### Data excerpts
***

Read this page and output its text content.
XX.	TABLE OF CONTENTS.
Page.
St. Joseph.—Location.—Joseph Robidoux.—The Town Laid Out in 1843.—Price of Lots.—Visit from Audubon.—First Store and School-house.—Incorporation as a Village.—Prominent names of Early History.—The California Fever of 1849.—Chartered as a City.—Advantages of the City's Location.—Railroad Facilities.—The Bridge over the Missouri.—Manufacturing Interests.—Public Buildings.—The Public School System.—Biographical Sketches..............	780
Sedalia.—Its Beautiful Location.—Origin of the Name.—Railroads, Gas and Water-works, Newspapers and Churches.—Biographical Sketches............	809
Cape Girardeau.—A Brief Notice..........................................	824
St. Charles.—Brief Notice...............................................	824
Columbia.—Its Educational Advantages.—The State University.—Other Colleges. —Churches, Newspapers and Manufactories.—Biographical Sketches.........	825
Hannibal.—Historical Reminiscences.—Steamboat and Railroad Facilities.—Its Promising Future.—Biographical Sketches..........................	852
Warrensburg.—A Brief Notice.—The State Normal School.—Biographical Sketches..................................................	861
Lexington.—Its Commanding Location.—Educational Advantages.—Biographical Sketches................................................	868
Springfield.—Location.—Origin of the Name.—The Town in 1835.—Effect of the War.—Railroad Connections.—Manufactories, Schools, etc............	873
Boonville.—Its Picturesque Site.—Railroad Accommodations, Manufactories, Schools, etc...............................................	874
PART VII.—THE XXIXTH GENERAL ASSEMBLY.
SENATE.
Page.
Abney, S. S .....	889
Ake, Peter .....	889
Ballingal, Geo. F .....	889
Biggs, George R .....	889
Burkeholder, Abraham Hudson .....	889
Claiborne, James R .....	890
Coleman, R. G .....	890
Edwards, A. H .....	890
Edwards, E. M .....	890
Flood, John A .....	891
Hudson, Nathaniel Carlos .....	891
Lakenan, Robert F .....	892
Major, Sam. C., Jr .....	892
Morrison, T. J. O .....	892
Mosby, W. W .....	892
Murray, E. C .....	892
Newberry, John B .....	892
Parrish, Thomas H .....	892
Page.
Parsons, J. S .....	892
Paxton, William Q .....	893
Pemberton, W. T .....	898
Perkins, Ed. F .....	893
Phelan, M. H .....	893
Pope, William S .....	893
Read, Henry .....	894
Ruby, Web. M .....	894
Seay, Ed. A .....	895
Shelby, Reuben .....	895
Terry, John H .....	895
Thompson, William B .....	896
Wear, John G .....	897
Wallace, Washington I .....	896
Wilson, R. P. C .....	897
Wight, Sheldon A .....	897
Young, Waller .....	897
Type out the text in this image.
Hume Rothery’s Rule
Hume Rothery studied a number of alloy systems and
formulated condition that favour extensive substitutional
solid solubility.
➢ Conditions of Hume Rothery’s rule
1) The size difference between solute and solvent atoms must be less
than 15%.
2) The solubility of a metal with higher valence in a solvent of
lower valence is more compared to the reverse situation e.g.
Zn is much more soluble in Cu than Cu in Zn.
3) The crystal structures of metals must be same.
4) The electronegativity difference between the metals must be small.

***

### Task
Where a line holds "this", copy it out.

### Answer to the exercise
Read this page and output its text content.
Type out the text in this image.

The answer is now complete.